(Extracted records)
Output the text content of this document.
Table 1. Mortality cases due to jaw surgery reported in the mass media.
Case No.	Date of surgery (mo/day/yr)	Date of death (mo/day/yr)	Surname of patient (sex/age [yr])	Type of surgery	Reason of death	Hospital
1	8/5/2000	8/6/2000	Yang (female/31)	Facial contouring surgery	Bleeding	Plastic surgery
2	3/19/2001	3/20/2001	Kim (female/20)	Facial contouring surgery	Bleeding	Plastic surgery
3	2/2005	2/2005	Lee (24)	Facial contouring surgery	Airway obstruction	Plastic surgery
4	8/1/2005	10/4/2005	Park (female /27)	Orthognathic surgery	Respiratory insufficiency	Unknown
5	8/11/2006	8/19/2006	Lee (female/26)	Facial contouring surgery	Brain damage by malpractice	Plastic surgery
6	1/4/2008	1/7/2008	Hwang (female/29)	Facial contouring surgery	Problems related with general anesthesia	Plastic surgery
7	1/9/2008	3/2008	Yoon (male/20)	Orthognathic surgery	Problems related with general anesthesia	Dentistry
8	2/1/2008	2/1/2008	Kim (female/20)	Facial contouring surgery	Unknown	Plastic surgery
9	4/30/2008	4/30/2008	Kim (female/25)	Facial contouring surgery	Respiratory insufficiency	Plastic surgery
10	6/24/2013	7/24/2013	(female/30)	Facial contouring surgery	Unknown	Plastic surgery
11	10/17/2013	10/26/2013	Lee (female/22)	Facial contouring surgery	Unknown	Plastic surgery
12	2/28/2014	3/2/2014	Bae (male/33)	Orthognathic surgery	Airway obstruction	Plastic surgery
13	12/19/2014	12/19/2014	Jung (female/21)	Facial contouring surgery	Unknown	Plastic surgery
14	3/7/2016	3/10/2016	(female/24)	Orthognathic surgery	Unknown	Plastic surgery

DIRECTIVE: Return the listing above in full, character for character.

THE REPLY:
Output the text content of this document.
Table 1. Mortality cases due to jaw surgery reported in the mass media.
Case No.	Date of surgery (mo/day/yr)	Date of death (mo/day/yr)	Surname of patient (sex/age [yr])	Type of surgery	Reason of death	Hospital
1	8/5/2000	8/6/2000	Yang (female/31)	Facial contouring surgery	Bleeding	Plastic surgery
2	3/19/2001	3/20/2001	Kim (female/20)	Facial contouring surgery	Bleeding	Plastic surgery
3	2/2005	2/2005	Lee (24)	Facial contouring surgery	Airway obstruction	Plastic surgery
4	8/1/2005	10/4/2005	Park (female /27)	Orthognathic surgery	Respiratory insufficiency	Unknown
5	8/11/2006	8/19/2006	Lee (female/26)	Facial contouring surgery	Brain damage by malpractice	Plastic surgery
6	1/4/2008	1/7/2008	Hwang (female/29)	Facial contouring surgery	Problems related with general anesthesia	Plastic surgery
7	1/9/2008	3/2008	Yoon (male/20)	Orthognathic surgery	Problems related with general anesthesia	Dentistry
8	2/1/2008	2/1/2008	Kim (female/20)	Facial contouring surgery	Unknown	Plastic surgery
9	4/30/2008	4/30/2008	Kim (female/25)	Facial contouring surgery	Respiratory insufficiency	Plastic surgery
10	6/24/2013	7/24/2013	(female/30)	Facial contouring surgery	Unknown	Plastic surgery
11	10/17/2013	10/26/2013	Lee (female/22)	Facial contouring surgery	Unknown	Plastic surgery
12	2/28/2014	3/2/2014	Bae (male/33)	Orthognathic surgery	Airway obstruction	Plastic surgery
13	12/19/2014	12/19/2014	Jung (female/21)	Facial contouring surgery	Unknown	Plastic surgery
14	3/7/2016	3/10/2016	(female/24)	Orthognathic surgery	Unknown	Plastic surgery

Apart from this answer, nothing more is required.